_What you should do_
Extract, from the records beneath this instruction, each line that contains the word "document".

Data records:

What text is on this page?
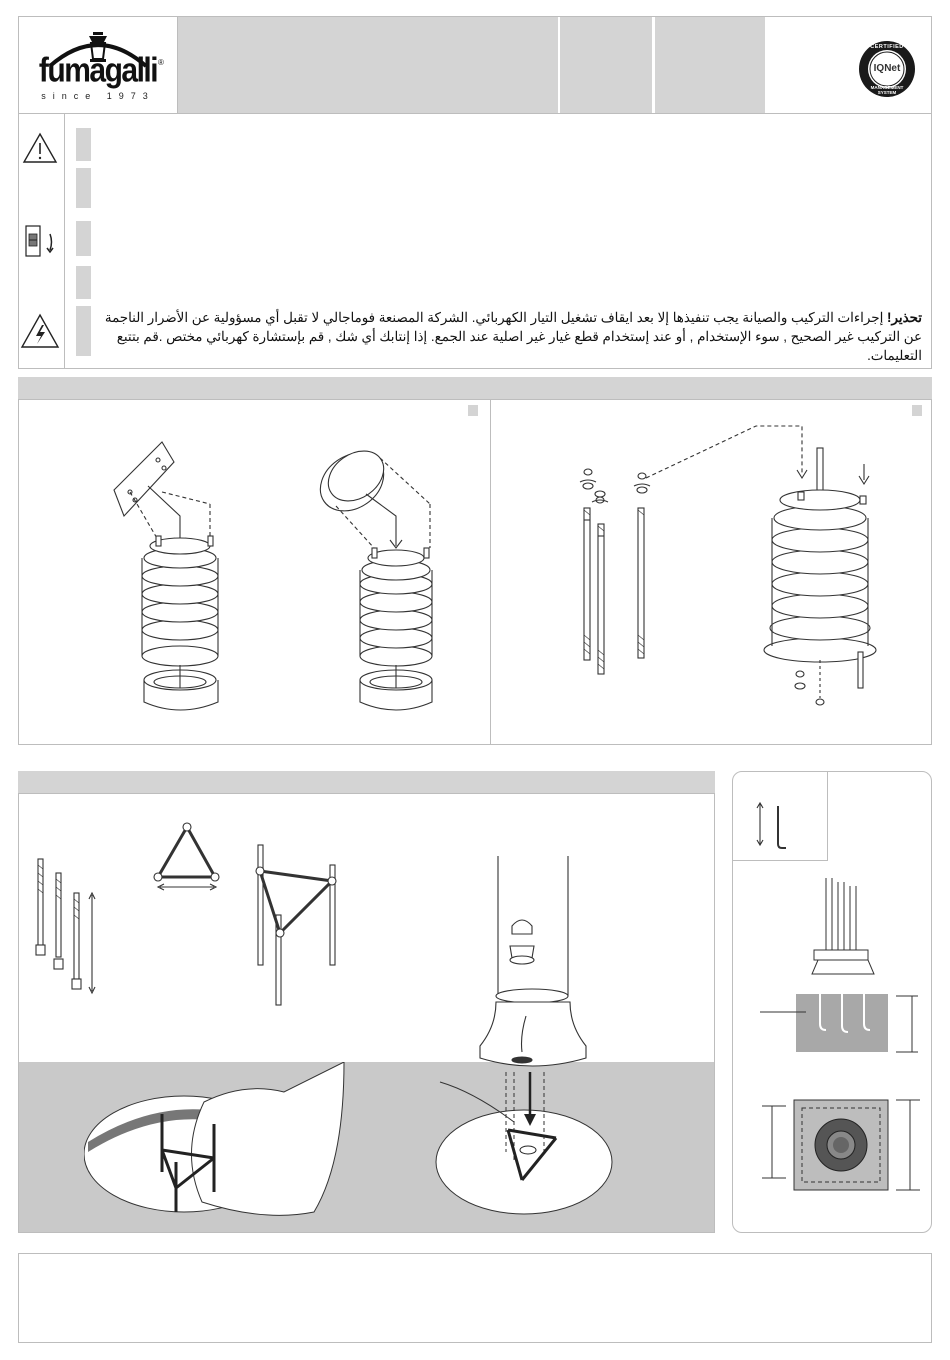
fumagalli ®
since 1973
CERTIFIED
IQNet
MANAGEMENT SYSTEM
تحذير! إجراءات التركيب والصيانة يجب تنفيذها إلا بعد ايقاف تشغيل التيار الكهربائي. الشركة المصنعة فوماجالي لا تقبل أي مسؤولية عن الأضرار الناجمة عن التركيب غير الصحيح , سوء الإستخدام , أو عند إستخدام قطع غيار غير اصلية عند الجمع. إذا إنتابك أي شك , قم بإستشارة كهربائي مختص .قم بتتبع التعليمات.
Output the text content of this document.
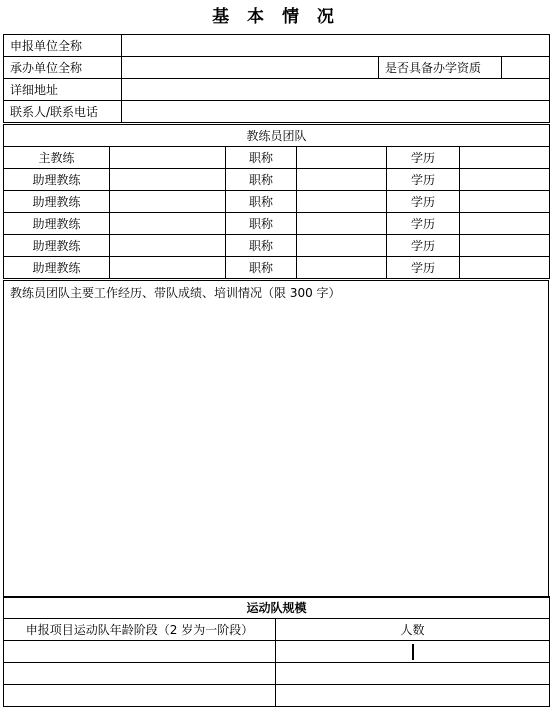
基 本 情 况
申报单位全称			
承办单位全称		是否具备办学资质	
详细地址			
联系人/联系电话			
教练员团队					
主教练		职称		学历	
助理教练		职称		学历	
助理教练		职称		学历	
助理教练		职称		学历	
助理教练		职称		学历	
助理教练		职称		学历	
教练员团队主要工作经历、带队成绩、培训情况（限 300 字）
运动队规模	
申报项目运动队年龄阶段（2 岁为一阶段）	人数
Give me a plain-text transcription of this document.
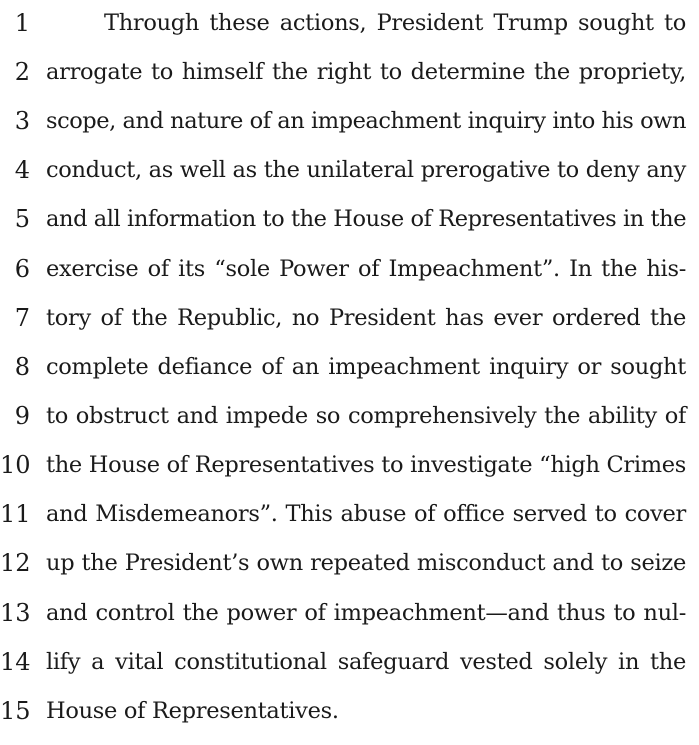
1	Through these actions, President Trump sought to
2 arrogate to himself the right to determine the propriety,
3 scope, and nature of an impeachment inquiry into his own
4 conduct, as well as the unilateral prerogative to deny any
5 and all information to the House of Representatives in the
6 exercise of its “sole Power of Impeachment”. In the his-
7 tory of the Republic, no President has ever ordered the
8 complete defiance of an impeachment inquiry or sought
9 to obstruct and impede so comprehensively the ability of
10 the House of Representatives to investigate “high Crimes
11 and Misdemeanors”. This abuse of office served to cover
12 up the President’s own repeated misconduct and to seize
13 and control the power of impeachment—and thus to nul-
14 lify a vital constitutional safeguard vested solely in the
15 House of Representatives.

_Answer_
Output the text content of this document.
Give me a plain-text transcription of this document.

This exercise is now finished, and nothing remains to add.